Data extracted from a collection
=-=-=
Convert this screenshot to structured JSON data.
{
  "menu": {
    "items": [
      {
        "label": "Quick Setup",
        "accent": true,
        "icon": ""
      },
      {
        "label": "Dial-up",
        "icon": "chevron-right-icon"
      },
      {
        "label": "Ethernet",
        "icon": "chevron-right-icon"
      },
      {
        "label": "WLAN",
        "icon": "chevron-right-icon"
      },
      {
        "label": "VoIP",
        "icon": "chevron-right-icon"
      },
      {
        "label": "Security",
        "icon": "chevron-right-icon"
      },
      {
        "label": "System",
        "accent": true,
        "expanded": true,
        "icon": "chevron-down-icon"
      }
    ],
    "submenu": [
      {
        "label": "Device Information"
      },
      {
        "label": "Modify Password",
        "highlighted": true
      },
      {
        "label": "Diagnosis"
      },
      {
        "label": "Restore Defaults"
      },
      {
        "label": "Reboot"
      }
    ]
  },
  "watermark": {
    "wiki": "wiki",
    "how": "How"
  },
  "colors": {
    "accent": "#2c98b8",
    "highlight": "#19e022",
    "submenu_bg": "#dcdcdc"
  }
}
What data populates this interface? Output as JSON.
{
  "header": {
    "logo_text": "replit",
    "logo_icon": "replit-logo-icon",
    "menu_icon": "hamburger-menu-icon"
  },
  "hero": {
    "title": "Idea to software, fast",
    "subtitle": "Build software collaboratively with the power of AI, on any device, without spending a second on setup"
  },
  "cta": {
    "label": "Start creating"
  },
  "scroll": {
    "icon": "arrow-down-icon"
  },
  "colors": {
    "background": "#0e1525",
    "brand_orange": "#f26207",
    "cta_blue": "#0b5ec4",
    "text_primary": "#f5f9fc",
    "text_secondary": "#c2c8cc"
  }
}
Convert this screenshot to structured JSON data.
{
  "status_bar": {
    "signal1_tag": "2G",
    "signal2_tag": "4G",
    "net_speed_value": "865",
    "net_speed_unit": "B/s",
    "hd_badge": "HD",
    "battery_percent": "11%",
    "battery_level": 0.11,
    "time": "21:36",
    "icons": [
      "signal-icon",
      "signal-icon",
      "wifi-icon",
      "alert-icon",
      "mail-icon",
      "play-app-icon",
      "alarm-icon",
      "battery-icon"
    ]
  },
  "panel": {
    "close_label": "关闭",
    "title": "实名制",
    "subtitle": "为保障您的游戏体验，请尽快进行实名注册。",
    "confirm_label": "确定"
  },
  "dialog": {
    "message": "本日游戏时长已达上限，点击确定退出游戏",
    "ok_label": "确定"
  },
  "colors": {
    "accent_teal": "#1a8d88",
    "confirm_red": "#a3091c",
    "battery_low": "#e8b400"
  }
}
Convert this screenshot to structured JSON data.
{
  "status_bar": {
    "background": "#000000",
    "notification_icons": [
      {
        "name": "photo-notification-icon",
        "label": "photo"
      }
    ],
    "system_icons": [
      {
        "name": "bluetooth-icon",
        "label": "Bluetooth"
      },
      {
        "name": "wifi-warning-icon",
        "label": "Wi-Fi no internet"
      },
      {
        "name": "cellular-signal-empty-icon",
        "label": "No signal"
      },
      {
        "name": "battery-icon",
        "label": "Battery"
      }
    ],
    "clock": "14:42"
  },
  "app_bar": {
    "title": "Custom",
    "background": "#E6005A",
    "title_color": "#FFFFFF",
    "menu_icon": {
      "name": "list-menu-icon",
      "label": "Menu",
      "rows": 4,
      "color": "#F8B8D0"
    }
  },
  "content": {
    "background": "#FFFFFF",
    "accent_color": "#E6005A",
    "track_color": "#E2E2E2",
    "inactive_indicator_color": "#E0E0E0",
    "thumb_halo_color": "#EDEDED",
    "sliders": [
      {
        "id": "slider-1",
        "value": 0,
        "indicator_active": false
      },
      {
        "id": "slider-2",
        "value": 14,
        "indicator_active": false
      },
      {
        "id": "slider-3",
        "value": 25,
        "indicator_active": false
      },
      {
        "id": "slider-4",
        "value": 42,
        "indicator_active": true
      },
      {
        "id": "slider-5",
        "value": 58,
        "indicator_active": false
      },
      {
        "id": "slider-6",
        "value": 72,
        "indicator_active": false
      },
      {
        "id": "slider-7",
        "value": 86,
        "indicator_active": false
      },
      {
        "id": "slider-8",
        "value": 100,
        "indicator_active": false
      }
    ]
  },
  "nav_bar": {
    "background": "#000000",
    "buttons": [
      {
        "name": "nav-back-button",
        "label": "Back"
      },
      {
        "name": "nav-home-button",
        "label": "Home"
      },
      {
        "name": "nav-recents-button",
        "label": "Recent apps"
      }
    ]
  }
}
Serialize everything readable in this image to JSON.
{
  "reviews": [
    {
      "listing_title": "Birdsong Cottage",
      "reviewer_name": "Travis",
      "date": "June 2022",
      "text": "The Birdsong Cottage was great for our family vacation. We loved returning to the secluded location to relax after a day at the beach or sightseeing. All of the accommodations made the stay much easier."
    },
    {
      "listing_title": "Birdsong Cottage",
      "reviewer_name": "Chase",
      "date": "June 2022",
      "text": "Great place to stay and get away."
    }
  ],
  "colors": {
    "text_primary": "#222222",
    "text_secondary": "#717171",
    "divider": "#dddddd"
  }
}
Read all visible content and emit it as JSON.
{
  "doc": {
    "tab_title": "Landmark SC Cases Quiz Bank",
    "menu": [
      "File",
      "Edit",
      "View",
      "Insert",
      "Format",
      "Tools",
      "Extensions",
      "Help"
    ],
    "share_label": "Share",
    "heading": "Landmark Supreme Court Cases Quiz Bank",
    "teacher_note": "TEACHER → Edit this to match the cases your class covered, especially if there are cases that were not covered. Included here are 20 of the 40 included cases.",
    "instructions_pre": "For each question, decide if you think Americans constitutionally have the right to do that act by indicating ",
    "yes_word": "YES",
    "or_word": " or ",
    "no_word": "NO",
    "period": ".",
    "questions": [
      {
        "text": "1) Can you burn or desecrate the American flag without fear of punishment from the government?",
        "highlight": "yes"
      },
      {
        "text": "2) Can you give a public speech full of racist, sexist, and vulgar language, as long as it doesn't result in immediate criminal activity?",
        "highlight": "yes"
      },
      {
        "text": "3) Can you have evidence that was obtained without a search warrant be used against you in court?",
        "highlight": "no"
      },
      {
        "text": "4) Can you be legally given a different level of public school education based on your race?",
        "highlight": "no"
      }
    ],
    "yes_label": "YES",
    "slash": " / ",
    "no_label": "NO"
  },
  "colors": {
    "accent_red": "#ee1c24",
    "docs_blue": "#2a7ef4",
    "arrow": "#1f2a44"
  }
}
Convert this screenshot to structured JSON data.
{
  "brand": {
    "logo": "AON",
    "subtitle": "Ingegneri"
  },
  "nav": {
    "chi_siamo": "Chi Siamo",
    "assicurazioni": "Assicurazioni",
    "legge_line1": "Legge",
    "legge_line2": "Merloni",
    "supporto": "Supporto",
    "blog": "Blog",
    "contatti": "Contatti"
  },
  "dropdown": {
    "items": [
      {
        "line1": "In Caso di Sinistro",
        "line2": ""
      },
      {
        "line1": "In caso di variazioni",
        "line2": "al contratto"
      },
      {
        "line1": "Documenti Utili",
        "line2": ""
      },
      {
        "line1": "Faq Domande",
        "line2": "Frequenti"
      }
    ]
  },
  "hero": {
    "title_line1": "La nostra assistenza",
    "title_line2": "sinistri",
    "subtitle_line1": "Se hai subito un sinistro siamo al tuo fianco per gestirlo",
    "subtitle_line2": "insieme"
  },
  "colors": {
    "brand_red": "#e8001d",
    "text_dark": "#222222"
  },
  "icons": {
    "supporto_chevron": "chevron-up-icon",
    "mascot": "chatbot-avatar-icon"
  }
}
=-=-=
Exercise aim
Scan the material above. Copy each line where "Edit" occurs.

Response below
      "Edit",
    "teacher_note": "TEACHER → Edit this to match the cases your class covered, especially if there are cases that were not covered. Included here are 20 of the 40 included cases.",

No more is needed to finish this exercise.